== Recorded data ==

··········

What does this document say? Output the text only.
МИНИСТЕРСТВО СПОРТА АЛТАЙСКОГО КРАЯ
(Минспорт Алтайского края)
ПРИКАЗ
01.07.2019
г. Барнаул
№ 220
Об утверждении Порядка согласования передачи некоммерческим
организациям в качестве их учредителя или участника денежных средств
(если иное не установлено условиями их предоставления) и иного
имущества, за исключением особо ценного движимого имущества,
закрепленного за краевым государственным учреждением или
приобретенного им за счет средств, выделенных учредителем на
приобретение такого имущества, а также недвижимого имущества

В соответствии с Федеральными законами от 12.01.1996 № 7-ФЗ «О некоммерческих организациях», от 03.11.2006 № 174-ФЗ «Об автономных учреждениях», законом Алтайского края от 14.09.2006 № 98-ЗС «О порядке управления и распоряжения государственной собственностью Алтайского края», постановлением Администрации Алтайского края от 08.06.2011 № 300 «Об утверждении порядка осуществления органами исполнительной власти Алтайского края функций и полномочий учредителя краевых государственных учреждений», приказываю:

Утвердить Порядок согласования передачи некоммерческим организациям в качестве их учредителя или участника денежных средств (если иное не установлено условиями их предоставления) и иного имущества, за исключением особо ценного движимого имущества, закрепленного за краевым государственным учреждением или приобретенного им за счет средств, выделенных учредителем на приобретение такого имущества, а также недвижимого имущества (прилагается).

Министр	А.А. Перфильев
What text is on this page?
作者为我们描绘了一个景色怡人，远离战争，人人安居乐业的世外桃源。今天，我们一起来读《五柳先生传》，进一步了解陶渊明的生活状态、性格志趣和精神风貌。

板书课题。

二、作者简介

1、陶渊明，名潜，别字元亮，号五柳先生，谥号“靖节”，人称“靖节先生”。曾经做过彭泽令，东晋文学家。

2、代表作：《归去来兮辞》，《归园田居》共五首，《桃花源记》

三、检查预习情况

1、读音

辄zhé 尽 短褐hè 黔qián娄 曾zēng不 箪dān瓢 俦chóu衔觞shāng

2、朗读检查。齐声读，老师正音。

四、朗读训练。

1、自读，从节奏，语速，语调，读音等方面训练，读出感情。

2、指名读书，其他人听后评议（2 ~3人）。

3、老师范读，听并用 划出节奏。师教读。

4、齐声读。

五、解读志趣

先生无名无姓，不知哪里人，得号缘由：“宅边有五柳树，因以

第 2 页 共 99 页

··········

== Task instructions ==
Print the listing above in full, exactly as it is.

== Solution for this task ==
What does this document say? Output the text only.
МИНИСТЕРСТВО СПОРТА АЛТАЙСКОГО КРАЯ
(Минспорт Алтайского края)
ПРИКАЗ
01.07.2019
г. Барнаул
№ 220
Об утверждении Порядка согласования передачи некоммерческим
организациям в качестве их учредителя или участника денежных средств
(если иное не установлено условиями их предоставления) и иного
имущества, за исключением особо ценного движимого имущества,
закрепленного за краевым государственным учреждением или
приобретенного им за счет средств, выделенных учредителем на
приобретение такого имущества, а также недвижимого имущества

В соответствии с Федеральными законами от 12.01.1996 № 7-ФЗ «О некоммерческих организациях», от 03.11.2006 № 174-ФЗ «Об автономных учреждениях», законом Алтайского края от 14.09.2006 № 98-ЗС «О порядке управления и распоряжения государственной собственностью Алтайского края», постановлением Администрации Алтайского края от 08.06.2011 № 300 «Об утверждении порядка осуществления органами исполнительной власти Алтайского края функций и полномочий учредителя краевых государственных учреждений», приказываю:

Утвердить Порядок согласования передачи некоммерческим организациям в качестве их учредителя или участника денежных средств (если иное не установлено условиями их предоставления) и иного имущества, за исключением особо ценного движимого имущества, закрепленного за краевым государственным учреждением или приобретенного им за счет средств, выделенных учредителем на приобретение такого имущества, а также недвижимого имущества (прилагается).

Министр	А.А. Перфильев
What text is on this page?
作者为我们描绘了一个景色怡人，远离战争，人人安居乐业的世外桃源。今天，我们一起来读《五柳先生传》，进一步了解陶渊明的生活状态、性格志趣和精神风貌。

板书课题。

二、作者简介

1、陶渊明，名潜，别字元亮，号五柳先生，谥号“靖节”，人称“靖节先生”。曾经做过彭泽令，东晋文学家。

2、代表作：《归去来兮辞》，《归园田居》共五首，《桃花源记》

三、检查预习情况

1、读音

辄zhé 尽 短褐hè 黔qián娄 曾zēng不 箪dān瓢 俦chóu衔觞shāng

2、朗读检查。齐声读，老师正音。

四、朗读训练。

1、自读，从节奏，语速，语调，读音等方面训练，读出感情。

2、指名读书，其他人听后评议（2 ~3人）。

3、老师范读，听并用 划出节奏。师教读。

4、齐声读。

五、解读志趣

先生无名无姓，不知哪里人，得号缘由：“宅边有五柳树，因以

第 2 页 共 99 页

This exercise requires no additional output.